◆ Document passage
┄┄┄┄┄┄┄┄┄┄┄┄┄┄┄┄┄┄┄┄

Despite coming in as one of the favorites for overall victory, Audi’s challenge dismantled spectacularly as both Stéphane Peterhansel and Carlos Sainz crashed out.

The fourth edition of the Dakar Rally to take place in Saudi Arabia was the longest and most challenging event in many years. Covering over 5000km, with 14 stages across 15 days, the 45th running of the Dakar was something of a love letter to classic rally raid. More dunes and harder navigation were on the agenda for 2023 and proved a challenge for all crews.

Ekström and Emil Bergkvist won the Prologue on New Year’s Eve, while team-mate Sainz made it two from two for the hybrid RS Q e-ton with victory on the first proper stage around Sea Camp a day later.

AUTO - DAKAR 2023 - STAGE 7

Sainz held onto the overall lead as Al-Attiyah picked up the first of his three stage wins on day two, but Loeb fell out of contention after suffering a litany of punctures on the immensely rocky AlUla-Hail test.

┄┄┄┄┄┄┄┄┄┄┄┄┄┄┄┄┄┄┄┄

◆ Recorded information
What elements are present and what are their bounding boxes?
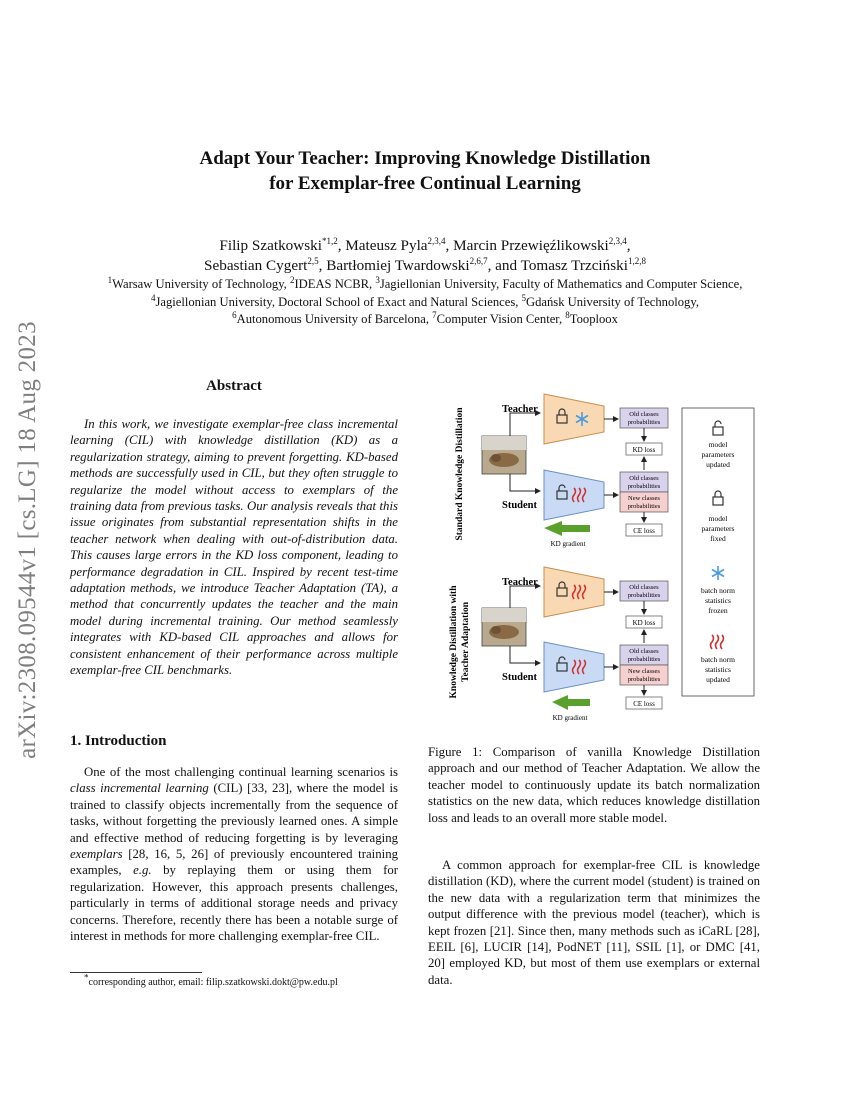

┄┄┄┄┄┄┄┄┄┄┄┄┄┄┄┄┄┄┄┄

◆ Stated problem
Copy the Dakar Rally passage from "Ekström and Emil" to "rocky AlUla-Hail test.", swapping "Prologue" for "opening stage" wherever it occurs.

◆ Solution for this problem
Ekström and Emil Bergkvist won the opening stage on New Year’s Eve, while team-mate Sainz made it two from two for the hybrid RS Q e-ton with victory on the first proper stage around Sea Camp a day later.

AUTO - DAKAR 2023 - STAGE 7

Sainz held onto the overall lead as Al-Attiyah picked up the first of his three stage wins on day two, but Loeb fell out of contention after suffering a litany of punctures on the immensely rocky AlUla-Hail test.